**Description of the task**.
Repeat the records below exactly, leaving out every picture.

======== Data entries ========

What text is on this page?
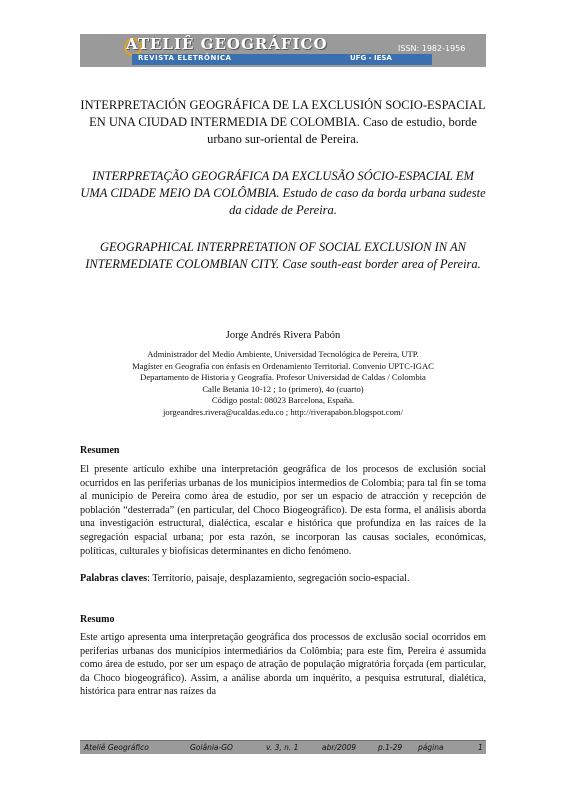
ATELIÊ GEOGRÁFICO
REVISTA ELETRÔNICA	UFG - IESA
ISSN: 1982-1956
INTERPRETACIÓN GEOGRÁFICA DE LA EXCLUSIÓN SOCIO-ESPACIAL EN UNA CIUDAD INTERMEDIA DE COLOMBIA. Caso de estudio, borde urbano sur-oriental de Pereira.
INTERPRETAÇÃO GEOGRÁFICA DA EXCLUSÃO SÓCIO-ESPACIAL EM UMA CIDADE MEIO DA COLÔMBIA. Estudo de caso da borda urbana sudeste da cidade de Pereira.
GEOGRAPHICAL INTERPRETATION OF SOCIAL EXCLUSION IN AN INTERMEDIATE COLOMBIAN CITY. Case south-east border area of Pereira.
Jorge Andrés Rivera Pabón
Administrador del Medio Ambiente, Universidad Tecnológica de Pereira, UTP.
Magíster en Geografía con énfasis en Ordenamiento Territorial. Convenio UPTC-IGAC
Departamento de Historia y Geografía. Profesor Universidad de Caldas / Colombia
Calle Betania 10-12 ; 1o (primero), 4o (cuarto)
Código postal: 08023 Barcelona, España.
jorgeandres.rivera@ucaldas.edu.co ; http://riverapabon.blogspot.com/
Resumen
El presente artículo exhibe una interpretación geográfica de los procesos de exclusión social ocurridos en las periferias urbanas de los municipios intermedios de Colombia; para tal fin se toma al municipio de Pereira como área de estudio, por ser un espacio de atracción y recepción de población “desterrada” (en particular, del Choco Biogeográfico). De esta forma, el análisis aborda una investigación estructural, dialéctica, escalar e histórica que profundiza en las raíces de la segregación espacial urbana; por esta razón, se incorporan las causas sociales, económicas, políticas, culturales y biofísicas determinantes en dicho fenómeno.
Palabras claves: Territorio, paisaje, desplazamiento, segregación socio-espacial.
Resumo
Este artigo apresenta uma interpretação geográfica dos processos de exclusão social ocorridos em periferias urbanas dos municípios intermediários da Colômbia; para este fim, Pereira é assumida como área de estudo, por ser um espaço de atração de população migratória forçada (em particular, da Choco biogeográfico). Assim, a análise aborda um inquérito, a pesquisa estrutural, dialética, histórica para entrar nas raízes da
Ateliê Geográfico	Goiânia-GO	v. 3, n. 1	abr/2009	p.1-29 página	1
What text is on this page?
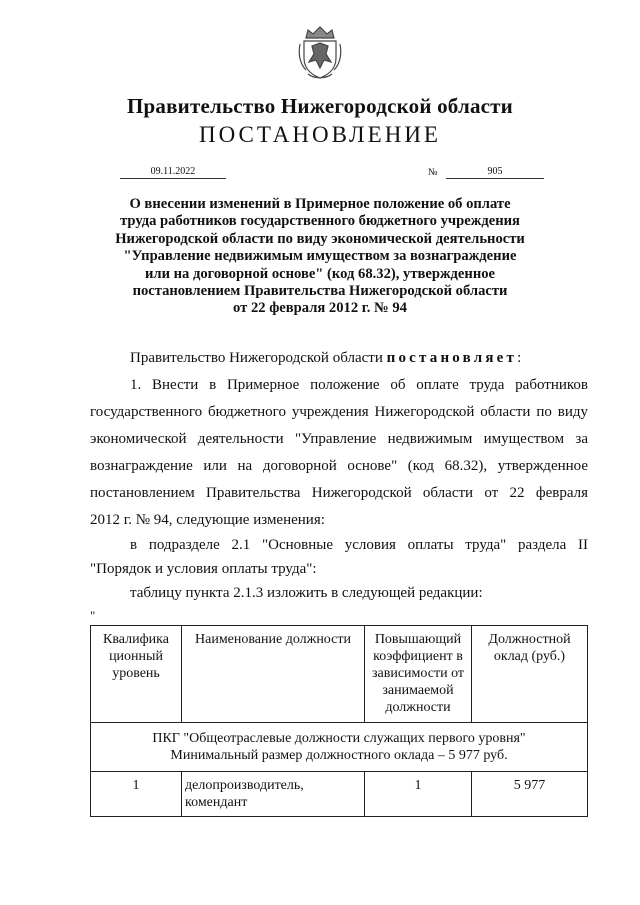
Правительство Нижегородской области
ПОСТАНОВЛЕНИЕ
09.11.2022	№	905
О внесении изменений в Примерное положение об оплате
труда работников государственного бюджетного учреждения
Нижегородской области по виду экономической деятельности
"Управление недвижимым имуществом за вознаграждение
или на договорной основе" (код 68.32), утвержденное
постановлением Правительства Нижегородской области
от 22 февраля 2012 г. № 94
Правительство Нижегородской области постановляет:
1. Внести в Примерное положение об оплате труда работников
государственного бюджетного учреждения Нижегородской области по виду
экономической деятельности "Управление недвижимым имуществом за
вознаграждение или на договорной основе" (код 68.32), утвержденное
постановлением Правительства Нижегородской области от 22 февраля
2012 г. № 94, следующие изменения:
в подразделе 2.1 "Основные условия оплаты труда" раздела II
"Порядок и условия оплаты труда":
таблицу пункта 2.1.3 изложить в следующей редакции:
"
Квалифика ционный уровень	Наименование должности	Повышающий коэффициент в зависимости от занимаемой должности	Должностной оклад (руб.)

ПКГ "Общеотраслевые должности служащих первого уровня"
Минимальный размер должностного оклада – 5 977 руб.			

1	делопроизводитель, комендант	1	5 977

========

**Answer for the task**.
What text is on this page?
ATELIÊ GEOGRÁFICO
REVISTA ELETRÔNICA	UFG - IESA
ISSN: 1982-1956
INTERPRETACIÓN GEOGRÁFICA DE LA EXCLUSIÓN SOCIO-ESPACIAL EN UNA CIUDAD INTERMEDIA DE COLOMBIA. Caso de estudio, borde urbano sur-oriental de Pereira.
INTERPRETAÇÃO GEOGRÁFICA DA EXCLUSÃO SÓCIO-ESPACIAL EM UMA CIDADE MEIO DA COLÔMBIA. Estudo de caso da borda urbana sudeste da cidade de Pereira.
GEOGRAPHICAL INTERPRETATION OF SOCIAL EXCLUSION IN AN INTERMEDIATE COLOMBIAN CITY. Case south-east border area of Pereira.
Jorge Andrés Rivera Pabón
Administrador del Medio Ambiente, Universidad Tecnológica de Pereira, UTP.
Magíster en Geografía con énfasis en Ordenamiento Territorial. Convenio UPTC-IGAC
Departamento de Historia y Geografía. Profesor Universidad de Caldas / Colombia
Calle Betania 10-12 ; 1o (primero), 4o (cuarto)
Código postal: 08023 Barcelona, España.
jorgeandres.rivera@ucaldas.edu.co ; http://riverapabon.blogspot.com/
Resumen
El presente artículo exhibe una interpretación geográfica de los procesos de exclusión social ocurridos en las periferias urbanas de los municipios intermedios de Colombia; para tal fin se toma al municipio de Pereira como área de estudio, por ser un espacio de atracción y recepción de población “desterrada” (en particular, del Choco Biogeográfico). De esta forma, el análisis aborda una investigación estructural, dialéctica, escalar e histórica que profundiza en las raíces de la segregación espacial urbana; por esta razón, se incorporan las causas sociales, económicas, políticas, culturales y biofísicas determinantes en dicho fenómeno.
Palabras claves: Territorio, paisaje, desplazamiento, segregación socio-espacial.
Resumo
Este artigo apresenta uma interpretação geográfica dos processos de exclusão social ocorridos em periferias urbanas dos municípios intermediários da Colômbia; para este fim, Pereira é assumida como área de estudo, por ser um espaço de atração de população migratória forçada (em particular, da Choco biogeográfico). Assim, a análise aborda um inquérito, a pesquisa estrutural, dialética, histórica para entrar nas raízes da
Ateliê Geográfico	Goiânia-GO	v. 3, n. 1	abr/2009	p.1-29 página	1
What text is on this page?
Правительство Нижегородской области
ПОСТАНОВЛЕНИЕ
09.11.2022	№	905
О внесении изменений в Примерное положение об оплате
труда работников государственного бюджетного учреждения
Нижегородской области по виду экономической деятельности
"Управление недвижимым имуществом за вознаграждение
или на договорной основе" (код 68.32), утвержденное
постановлением Правительства Нижегородской области
от 22 февраля 2012 г. № 94
Правительство Нижегородской области постановляет:
1. Внести в Примерное положение об оплате труда работников
государственного бюджетного учреждения Нижегородской области по виду
экономической деятельности "Управление недвижимым имуществом за
вознаграждение или на договорной основе" (код 68.32), утвержденное
постановлением Правительства Нижегородской области от 22 февраля
2012 г. № 94, следующие изменения:
в подразделе 2.1 "Основные условия оплаты труда" раздела II
"Порядок и условия оплаты труда":
таблицу пункта 2.1.3 изложить в следующей редакции:
"
Квалифика ционный уровень	Наименование должности	Повышающий коэффициент в зависимости от занимаемой должности	Должностной оклад (руб.)

ПКГ "Общеотраслевые должности служащих первого уровня"
Минимальный размер должностного оклада – 5 977 руб.			

1	делопроизводитель, комендант	1	5 977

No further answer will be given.